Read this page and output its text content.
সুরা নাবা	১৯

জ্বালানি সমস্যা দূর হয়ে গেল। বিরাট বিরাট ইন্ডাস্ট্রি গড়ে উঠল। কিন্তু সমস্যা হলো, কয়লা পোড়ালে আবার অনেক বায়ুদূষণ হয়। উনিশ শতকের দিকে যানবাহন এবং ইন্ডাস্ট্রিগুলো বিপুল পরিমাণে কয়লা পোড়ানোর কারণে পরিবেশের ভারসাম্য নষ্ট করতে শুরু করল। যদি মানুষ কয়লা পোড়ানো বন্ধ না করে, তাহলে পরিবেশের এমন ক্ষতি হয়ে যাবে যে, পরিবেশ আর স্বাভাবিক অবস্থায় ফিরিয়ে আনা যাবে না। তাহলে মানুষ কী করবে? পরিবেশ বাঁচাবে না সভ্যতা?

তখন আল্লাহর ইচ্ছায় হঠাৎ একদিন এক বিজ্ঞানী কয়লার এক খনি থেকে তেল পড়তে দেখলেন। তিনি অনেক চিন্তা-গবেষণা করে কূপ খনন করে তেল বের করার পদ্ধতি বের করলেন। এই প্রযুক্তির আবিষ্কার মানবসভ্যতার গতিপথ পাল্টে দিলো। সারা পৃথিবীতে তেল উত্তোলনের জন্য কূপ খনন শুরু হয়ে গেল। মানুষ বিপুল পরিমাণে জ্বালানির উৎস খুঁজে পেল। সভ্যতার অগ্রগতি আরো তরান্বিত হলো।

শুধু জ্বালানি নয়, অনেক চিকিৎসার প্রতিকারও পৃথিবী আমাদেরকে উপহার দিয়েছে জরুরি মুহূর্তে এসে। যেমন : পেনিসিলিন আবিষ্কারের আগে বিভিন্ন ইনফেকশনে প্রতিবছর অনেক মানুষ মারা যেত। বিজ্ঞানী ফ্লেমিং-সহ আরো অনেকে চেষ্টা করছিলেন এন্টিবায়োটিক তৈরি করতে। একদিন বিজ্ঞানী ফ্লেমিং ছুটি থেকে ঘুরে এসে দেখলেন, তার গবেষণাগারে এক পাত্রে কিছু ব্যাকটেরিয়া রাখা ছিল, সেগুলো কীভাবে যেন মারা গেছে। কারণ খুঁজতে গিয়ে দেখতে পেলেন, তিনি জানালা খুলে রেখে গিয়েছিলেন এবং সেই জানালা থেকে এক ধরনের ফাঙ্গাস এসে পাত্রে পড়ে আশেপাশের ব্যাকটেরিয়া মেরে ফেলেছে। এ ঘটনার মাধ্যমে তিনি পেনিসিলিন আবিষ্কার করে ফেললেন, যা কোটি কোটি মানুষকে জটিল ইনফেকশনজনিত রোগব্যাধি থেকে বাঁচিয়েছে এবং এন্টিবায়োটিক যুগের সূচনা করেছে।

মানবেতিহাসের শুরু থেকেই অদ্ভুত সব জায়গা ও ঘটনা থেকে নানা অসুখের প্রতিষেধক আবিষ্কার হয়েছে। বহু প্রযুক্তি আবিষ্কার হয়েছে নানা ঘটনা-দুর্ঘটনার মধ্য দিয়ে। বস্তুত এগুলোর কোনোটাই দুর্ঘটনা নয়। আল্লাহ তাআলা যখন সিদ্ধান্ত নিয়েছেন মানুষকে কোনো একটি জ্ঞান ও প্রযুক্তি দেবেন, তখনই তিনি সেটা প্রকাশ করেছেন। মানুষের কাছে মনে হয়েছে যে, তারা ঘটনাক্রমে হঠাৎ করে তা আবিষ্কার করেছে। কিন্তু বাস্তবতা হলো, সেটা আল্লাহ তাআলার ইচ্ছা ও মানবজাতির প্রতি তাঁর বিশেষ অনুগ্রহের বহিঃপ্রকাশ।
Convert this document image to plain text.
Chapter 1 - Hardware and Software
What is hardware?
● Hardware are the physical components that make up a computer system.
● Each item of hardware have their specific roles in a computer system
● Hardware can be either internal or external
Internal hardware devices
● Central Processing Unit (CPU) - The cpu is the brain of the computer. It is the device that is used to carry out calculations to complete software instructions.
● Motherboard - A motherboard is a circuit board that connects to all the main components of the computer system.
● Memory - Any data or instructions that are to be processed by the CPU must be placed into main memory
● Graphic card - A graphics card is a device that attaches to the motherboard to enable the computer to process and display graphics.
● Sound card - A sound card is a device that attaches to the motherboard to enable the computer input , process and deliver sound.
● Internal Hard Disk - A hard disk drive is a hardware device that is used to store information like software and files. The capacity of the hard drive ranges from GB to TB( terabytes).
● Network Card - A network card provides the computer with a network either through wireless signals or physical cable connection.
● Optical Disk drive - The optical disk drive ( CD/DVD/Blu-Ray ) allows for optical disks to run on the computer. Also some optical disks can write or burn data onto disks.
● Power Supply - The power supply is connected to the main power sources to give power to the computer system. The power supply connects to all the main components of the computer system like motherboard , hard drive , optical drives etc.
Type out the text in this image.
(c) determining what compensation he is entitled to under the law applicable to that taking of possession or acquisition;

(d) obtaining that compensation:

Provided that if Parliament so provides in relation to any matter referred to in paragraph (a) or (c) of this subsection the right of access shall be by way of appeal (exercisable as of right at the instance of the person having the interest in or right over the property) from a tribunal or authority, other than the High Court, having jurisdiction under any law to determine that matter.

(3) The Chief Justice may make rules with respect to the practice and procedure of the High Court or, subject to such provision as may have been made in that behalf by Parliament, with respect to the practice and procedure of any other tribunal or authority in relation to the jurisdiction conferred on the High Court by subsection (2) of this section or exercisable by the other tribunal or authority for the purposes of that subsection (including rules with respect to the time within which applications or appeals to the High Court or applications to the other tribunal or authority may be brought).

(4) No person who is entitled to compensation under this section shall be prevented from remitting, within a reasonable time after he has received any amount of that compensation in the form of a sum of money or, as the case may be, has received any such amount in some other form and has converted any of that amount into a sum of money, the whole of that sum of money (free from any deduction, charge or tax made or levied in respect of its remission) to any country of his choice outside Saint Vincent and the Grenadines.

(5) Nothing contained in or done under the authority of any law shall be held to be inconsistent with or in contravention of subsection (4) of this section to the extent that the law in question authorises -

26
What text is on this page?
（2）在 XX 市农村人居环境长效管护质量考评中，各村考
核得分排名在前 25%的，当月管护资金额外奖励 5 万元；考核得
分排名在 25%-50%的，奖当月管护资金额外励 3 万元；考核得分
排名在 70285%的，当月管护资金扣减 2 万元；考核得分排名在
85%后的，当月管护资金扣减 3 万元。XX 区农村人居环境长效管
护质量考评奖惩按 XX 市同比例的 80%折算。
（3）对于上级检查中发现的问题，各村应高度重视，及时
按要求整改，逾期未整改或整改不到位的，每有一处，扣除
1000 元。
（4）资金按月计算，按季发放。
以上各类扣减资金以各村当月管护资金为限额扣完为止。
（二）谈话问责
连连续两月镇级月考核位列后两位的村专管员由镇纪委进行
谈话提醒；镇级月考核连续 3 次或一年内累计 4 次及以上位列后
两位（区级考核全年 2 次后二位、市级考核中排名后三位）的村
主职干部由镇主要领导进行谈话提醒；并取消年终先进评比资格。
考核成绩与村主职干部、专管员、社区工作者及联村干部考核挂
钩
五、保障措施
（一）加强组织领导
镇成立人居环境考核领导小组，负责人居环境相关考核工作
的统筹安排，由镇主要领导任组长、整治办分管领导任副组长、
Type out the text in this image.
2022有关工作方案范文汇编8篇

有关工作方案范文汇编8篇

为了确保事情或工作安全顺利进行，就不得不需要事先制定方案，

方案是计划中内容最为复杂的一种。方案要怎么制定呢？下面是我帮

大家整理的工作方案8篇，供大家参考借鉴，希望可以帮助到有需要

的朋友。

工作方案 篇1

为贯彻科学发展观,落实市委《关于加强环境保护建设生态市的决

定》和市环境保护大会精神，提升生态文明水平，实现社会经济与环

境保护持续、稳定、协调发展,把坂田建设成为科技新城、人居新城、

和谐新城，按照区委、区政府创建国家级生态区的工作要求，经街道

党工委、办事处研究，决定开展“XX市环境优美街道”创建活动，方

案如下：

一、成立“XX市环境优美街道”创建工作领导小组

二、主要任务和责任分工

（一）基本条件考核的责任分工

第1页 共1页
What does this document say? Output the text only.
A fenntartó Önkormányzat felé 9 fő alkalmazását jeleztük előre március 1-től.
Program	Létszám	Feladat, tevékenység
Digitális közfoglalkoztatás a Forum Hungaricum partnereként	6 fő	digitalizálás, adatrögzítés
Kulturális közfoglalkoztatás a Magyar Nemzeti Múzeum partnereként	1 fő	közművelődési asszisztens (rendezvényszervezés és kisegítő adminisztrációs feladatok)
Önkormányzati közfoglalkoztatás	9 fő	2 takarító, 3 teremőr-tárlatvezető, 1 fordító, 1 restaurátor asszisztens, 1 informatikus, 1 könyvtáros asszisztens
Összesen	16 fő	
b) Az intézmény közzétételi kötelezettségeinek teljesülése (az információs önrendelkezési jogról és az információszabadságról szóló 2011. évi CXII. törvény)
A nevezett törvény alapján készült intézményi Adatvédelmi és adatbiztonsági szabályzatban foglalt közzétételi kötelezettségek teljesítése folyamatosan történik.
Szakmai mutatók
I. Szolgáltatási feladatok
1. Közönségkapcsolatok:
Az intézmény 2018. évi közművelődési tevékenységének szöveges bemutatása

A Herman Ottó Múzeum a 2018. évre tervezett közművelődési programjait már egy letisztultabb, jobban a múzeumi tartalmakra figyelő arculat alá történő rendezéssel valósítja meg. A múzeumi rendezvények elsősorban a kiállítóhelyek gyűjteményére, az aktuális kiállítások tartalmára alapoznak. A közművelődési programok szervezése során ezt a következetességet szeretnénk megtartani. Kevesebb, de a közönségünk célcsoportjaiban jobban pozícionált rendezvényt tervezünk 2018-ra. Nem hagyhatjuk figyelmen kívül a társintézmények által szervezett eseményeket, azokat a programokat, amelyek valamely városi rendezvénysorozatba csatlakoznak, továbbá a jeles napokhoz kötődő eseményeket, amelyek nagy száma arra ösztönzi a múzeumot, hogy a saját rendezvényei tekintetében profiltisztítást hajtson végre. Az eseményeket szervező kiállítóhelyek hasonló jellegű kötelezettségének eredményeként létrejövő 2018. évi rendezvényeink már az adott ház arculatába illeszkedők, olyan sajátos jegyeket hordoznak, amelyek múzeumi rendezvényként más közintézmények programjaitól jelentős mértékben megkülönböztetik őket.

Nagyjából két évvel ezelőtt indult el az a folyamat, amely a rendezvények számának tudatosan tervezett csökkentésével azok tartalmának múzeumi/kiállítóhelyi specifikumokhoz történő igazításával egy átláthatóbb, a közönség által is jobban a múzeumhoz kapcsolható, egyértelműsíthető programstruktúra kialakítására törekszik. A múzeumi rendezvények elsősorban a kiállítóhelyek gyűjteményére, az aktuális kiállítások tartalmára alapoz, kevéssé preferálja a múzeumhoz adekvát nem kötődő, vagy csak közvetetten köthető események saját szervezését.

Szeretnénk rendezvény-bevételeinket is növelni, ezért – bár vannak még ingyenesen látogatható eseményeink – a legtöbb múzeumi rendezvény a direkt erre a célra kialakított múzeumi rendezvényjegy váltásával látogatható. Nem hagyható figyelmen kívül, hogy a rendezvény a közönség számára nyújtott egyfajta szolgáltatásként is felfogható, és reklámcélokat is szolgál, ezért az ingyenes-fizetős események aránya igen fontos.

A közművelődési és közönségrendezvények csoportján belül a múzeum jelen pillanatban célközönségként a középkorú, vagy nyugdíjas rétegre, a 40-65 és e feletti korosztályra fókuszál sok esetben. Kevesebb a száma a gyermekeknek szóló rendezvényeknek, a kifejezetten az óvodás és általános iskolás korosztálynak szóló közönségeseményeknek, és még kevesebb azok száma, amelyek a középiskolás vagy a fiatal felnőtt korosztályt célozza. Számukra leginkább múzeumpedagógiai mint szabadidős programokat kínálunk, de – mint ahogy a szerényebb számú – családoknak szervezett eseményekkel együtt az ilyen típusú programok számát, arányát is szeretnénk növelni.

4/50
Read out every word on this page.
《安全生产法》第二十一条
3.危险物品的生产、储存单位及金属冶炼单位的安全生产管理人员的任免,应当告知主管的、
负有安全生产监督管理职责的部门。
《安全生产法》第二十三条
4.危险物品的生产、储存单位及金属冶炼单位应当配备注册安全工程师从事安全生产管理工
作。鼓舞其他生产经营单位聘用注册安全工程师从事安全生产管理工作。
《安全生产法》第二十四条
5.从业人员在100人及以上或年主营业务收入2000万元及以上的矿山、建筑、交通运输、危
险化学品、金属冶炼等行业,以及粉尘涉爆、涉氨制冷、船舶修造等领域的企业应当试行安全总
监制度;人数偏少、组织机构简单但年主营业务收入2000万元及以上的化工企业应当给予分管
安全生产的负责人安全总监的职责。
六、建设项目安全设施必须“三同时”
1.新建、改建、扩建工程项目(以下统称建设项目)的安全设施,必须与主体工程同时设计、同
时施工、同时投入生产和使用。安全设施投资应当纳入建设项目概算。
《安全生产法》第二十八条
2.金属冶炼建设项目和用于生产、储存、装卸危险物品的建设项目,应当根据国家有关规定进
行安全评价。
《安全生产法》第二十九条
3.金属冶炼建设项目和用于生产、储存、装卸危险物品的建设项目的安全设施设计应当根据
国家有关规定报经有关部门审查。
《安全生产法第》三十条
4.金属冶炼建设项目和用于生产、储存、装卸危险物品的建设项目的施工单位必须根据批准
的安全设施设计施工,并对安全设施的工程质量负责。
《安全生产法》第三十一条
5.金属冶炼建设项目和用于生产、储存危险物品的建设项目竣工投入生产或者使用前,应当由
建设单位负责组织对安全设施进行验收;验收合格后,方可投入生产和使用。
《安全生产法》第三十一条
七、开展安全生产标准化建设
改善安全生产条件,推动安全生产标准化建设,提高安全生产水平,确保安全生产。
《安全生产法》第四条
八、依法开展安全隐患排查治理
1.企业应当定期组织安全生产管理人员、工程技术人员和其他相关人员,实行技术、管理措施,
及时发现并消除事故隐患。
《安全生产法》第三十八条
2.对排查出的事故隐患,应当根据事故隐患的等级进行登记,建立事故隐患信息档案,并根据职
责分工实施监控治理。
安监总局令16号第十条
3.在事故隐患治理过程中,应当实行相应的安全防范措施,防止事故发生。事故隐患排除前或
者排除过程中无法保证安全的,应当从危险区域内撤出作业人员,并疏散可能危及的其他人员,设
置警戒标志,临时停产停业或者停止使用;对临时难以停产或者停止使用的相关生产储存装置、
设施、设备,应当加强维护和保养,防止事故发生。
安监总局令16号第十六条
---*---
• [INSTRUCTIONS TO FOLLOW]: Leave out every line without the string "system" and copy the rest.

• [FINISHED EXERCISE]:
● Hardware are the physical components that make up a computer system.
● Each item of hardware have their specific roles in a computer system
● Motherboard - A motherboard is a circuit board that connects to all the main components of the computer system.
● Power Supply - The power supply is connected to the main power sources to give power to the computer system. The power supply connects to all the main components of the computer system like motherboard , hard drive , optical drives etc.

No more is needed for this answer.